[Data excerpts start]

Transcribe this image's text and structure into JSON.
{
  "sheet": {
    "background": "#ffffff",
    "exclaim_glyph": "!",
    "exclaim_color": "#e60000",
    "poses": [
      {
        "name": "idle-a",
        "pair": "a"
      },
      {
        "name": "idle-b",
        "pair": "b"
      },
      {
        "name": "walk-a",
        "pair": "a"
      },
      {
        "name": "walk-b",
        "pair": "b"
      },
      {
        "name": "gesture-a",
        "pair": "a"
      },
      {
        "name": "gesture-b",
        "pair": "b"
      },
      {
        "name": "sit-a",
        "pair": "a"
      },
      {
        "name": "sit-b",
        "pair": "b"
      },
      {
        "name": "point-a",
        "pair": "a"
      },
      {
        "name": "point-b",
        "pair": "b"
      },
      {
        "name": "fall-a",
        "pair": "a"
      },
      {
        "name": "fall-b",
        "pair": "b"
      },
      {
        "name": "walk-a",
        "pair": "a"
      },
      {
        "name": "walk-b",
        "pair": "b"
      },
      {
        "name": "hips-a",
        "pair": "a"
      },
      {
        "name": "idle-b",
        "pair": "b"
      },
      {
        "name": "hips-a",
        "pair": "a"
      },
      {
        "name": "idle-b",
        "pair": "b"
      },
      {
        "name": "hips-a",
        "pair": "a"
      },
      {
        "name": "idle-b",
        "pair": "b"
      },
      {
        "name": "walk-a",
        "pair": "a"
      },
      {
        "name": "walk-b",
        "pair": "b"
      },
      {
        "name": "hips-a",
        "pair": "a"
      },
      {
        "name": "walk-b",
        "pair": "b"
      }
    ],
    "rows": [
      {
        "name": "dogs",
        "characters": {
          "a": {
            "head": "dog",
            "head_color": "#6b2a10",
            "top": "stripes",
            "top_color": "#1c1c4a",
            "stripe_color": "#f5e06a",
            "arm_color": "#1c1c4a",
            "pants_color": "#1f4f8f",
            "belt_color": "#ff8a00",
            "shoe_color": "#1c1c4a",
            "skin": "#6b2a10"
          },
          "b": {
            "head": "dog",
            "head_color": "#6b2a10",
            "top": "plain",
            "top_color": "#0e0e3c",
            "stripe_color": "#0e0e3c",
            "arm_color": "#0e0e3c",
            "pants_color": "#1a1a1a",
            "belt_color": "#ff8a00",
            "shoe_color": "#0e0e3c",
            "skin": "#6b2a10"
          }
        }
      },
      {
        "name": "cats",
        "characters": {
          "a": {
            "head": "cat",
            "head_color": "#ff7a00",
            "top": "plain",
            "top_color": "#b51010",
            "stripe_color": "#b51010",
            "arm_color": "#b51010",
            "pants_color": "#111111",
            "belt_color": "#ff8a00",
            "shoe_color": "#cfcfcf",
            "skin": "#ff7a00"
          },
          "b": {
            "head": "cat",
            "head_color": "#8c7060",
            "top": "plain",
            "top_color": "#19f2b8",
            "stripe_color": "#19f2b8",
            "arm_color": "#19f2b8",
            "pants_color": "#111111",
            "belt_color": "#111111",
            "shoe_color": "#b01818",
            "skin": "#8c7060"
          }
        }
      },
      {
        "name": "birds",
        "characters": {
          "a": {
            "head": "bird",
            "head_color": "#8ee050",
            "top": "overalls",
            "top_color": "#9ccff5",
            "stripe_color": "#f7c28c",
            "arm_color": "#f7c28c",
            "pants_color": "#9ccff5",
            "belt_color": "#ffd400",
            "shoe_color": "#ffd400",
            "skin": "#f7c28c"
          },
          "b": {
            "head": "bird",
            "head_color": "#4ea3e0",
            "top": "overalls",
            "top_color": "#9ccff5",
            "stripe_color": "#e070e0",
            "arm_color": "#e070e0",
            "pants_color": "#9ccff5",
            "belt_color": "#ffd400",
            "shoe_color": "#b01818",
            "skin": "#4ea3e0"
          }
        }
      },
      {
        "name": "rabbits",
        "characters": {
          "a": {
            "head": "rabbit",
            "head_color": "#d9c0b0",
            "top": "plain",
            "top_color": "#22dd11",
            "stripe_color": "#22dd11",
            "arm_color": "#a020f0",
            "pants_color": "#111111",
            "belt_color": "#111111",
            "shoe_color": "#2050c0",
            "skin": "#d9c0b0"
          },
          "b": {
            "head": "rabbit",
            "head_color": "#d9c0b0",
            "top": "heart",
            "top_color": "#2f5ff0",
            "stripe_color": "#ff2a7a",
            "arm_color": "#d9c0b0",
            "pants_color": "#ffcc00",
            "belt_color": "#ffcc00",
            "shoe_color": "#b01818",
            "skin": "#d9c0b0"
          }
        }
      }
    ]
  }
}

[Data excerpts end]

Output the lines above verbatim and in full.

- **Solution**
Transcribe this image's text and structure into JSON.
{
  "sheet": {
    "background": "#ffffff",
    "exclaim_glyph": "!",
    "exclaim_color": "#e60000",
    "poses": [
      {
        "name": "idle-a",
        "pair": "a"
      },
      {
        "name": "idle-b",
        "pair": "b"
      },
      {
        "name": "walk-a",
        "pair": "a"
      },
      {
        "name": "walk-b",
        "pair": "b"
      },
      {
        "name": "gesture-a",
        "pair": "a"
      },
      {
        "name": "gesture-b",
        "pair": "b"
      },
      {
        "name": "sit-a",
        "pair": "a"
      },
      {
        "name": "sit-b",
        "pair": "b"
      },
      {
        "name": "point-a",
        "pair": "a"
      },
      {
        "name": "point-b",
        "pair": "b"
      },
      {
        "name": "fall-a",
        "pair": "a"
      },
      {
        "name": "fall-b",
        "pair": "b"
      },
      {
        "name": "walk-a",
        "pair": "a"
      },
      {
        "name": "walk-b",
        "pair": "b"
      },
      {
        "name": "hips-a",
        "pair": "a"
      },
      {
        "name": "idle-b",
        "pair": "b"
      },
      {
        "name": "hips-a",
        "pair": "a"
      },
      {
        "name": "idle-b",
        "pair": "b"
      },
      {
        "name": "hips-a",
        "pair": "a"
      },
      {
        "name": "idle-b",
        "pair": "b"
      },
      {
        "name": "walk-a",
        "pair": "a"
      },
      {
        "name": "walk-b",
        "pair": "b"
      },
      {
        "name": "hips-a",
        "pair": "a"
      },
      {
        "name": "walk-b",
        "pair": "b"
      }
    ],
    "rows": [
      {
        "name": "dogs",
        "characters": {
          "a": {
            "head": "dog",
            "head_color": "#6b2a10",
            "top": "stripes",
            "top_color": "#1c1c4a",
            "stripe_color": "#f5e06a",
            "arm_color": "#1c1c4a",
            "pants_color": "#1f4f8f",
            "belt_color": "#ff8a00",
            "shoe_color": "#1c1c4a",
            "skin": "#6b2a10"
          },
          "b": {
            "head": "dog",
            "head_color": "#6b2a10",
            "top": "plain",
            "top_color": "#0e0e3c",
            "stripe_color": "#0e0e3c",
            "arm_color": "#0e0e3c",
            "pants_color": "#1a1a1a",
            "belt_color": "#ff8a00",
            "shoe_color": "#0e0e3c",
            "skin": "#6b2a10"
          }
        }
      },
      {
        "name": "cats",
        "characters": {
          "a": {
            "head": "cat",
            "head_color": "#ff7a00",
            "top": "plain",
            "top_color": "#b51010",
            "stripe_color": "#b51010",
            "arm_color": "#b51010",
            "pants_color": "#111111",
            "belt_color": "#ff8a00",
            "shoe_color": "#cfcfcf",
            "skin": "#ff7a00"
          },
          "b": {
            "head": "cat",
            "head_color": "#8c7060",
            "top": "plain",
            "top_color": "#19f2b8",
            "stripe_color": "#19f2b8",
            "arm_color": "#19f2b8",
            "pants_color": "#111111",
            "belt_color": "#111111",
            "shoe_color": "#b01818",
            "skin": "#8c7060"
          }
        }
      },
      {
        "name": "birds",
        "characters": {
          "a": {
            "head": "bird",
            "head_color": "#8ee050",
            "top": "overalls",
            "top_color": "#9ccff5",
            "stripe_color": "#f7c28c",
            "arm_color": "#f7c28c",
            "pants_color": "#9ccff5",
            "belt_color": "#ffd400",
            "shoe_color": "#ffd400",
            "skin": "#f7c28c"
          },
          "b": {
            "head": "bird",
            "head_color": "#4ea3e0",
            "top": "overalls",
            "top_color": "#9ccff5",
            "stripe_color": "#e070e0",
            "arm_color": "#e070e0",
            "pants_color": "#9ccff5",
            "belt_color": "#ffd400",
            "shoe_color": "#b01818",
            "skin": "#4ea3e0"
          }
        }
      },
      {
        "name": "rabbits",
        "characters": {
          "a": {
            "head": "rabbit",
            "head_color": "#d9c0b0",
            "top": "plain",
            "top_color": "#22dd11",
            "stripe_color": "#22dd11",
            "arm_color": "#a020f0",
            "pants_color": "#111111",
            "belt_color": "#111111",
            "shoe_color": "#2050c0",
            "skin": "#d9c0b0"
          },
          "b": {
            "head": "rabbit",
            "head_color": "#d9c0b0",
            "top": "heart",
            "top_color": "#2f5ff0",
            "stripe_color": "#ff2a7a",
            "arm_color": "#d9c0b0",
            "pants_color": "#ffcc00",
            "belt_color": "#ffcc00",
            "shoe_color": "#b01818",
            "skin": "#d9c0b0"
          }
        }
      }
    ]
  }
}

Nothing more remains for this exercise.